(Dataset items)
****************************************

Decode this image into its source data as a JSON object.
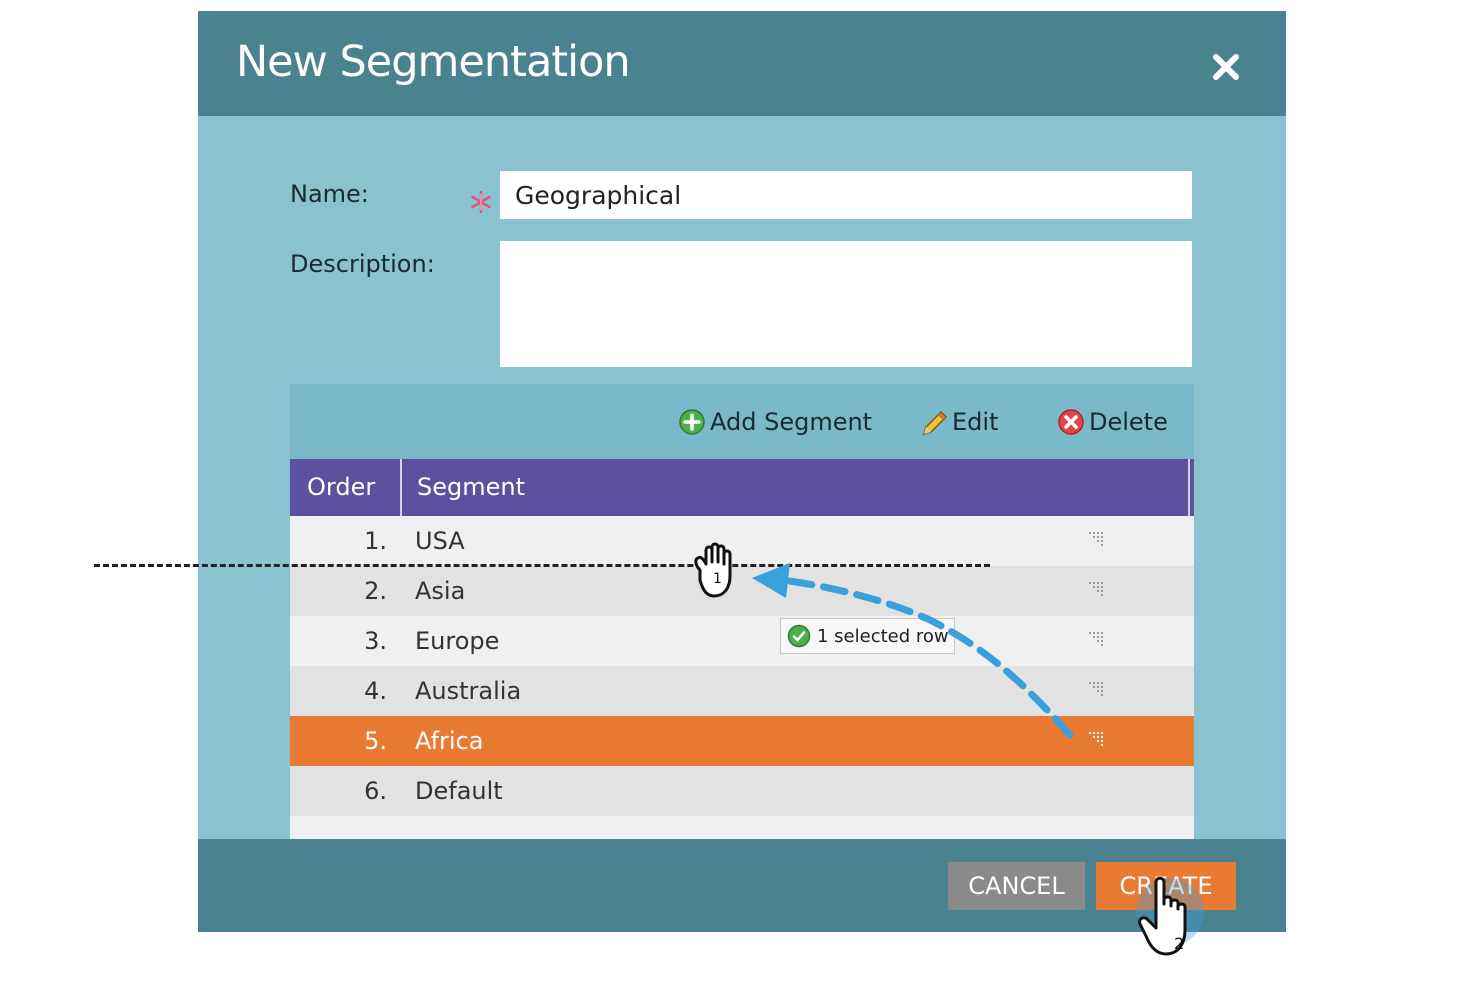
{
  "dialog": {
    "title": "New Segmentation",
    "close_icon": "close-icon"
  },
  "form": {
    "name_label": "Name:",
    "name_value": "Geographical",
    "required_icon": "asterisk-icon",
    "description_label": "Description:",
    "description_value": ""
  },
  "toolbar": {
    "add_label": "Add Segment",
    "add_icon": "plus-circle-icon",
    "edit_label": "Edit",
    "edit_icon": "pencil-icon",
    "delete_label": "Delete",
    "delete_icon": "x-circle-icon"
  },
  "grid": {
    "columns": [
      "Order",
      "Segment"
    ],
    "rows": [
      {
        "order": "1.",
        "segment": "USA",
        "selected": false
      },
      {
        "order": "2.",
        "segment": "Asia",
        "selected": false
      },
      {
        "order": "3.",
        "segment": "Europe",
        "selected": false
      },
      {
        "order": "4.",
        "segment": "Australia",
        "selected": false
      },
      {
        "order": "5.",
        "segment": "Africa",
        "selected": true
      },
      {
        "order": "6.",
        "segment": "Default",
        "selected": false
      }
    ],
    "drag_tooltip": "1 selected row",
    "drag_tooltip_icon": "check-circle-icon"
  },
  "footer": {
    "cancel_label": "CANCEL",
    "create_label": "CREATE"
  },
  "annotations": {
    "step_1": "1",
    "step_2": "2"
  },
  "colors": {
    "header": "#4a8290",
    "body": "#8bc2cf",
    "grid_header": "#5b519e",
    "selected_row": "#e87a33",
    "arrow": "#3aa0dc"
  }
}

****************************************

■ **What this task involves**:
Transcribe the records above exactly as they appear, leaving out any pictures.

■ **Finished answer**:
Decode this image into its source data as a JSON object.
{
  "dialog": {
    "title": "New Segmentation",
    "close_icon": "close-icon"
  },
  "form": {
    "name_label": "Name:",
    "name_value": "Geographical",
    "required_icon": "asterisk-icon",
    "description_label": "Description:",
    "description_value": ""
  },
  "toolbar": {
    "add_label": "Add Segment",
    "add_icon": "plus-circle-icon",
    "edit_label": "Edit",
    "edit_icon": "pencil-icon",
    "delete_label": "Delete",
    "delete_icon": "x-circle-icon"
  },
  "grid": {
    "columns": [
      "Order",
      "Segment"
    ],
    "rows": [
      {
        "order": "1.",
        "segment": "USA",
        "selected": false
      },
      {
        "order": "2.",
        "segment": "Asia",
        "selected": false
      },
      {
        "order": "3.",
        "segment": "Europe",
        "selected": false
      },
      {
        "order": "4.",
        "segment": "Australia",
        "selected": false
      },
      {
        "order": "5.",
        "segment": "Africa",
        "selected": true
      },
      {
        "order": "6.",
        "segment": "Default",
        "selected": false
      }
    ],
    "drag_tooltip": "1 selected row",
    "drag_tooltip_icon": "check-circle-icon"
  },
  "footer": {
    "cancel_label": "CANCEL",
    "create_label": "CREATE"
  },
  "annotations": {
    "step_1": "1",
    "step_2": "2"
  },
  "colors": {
    "header": "#4a8290",
    "body": "#8bc2cf",
    "grid_header": "#5b519e",
    "selected_row": "#e87a33",
    "arrow": "#3aa0dc"
  }
}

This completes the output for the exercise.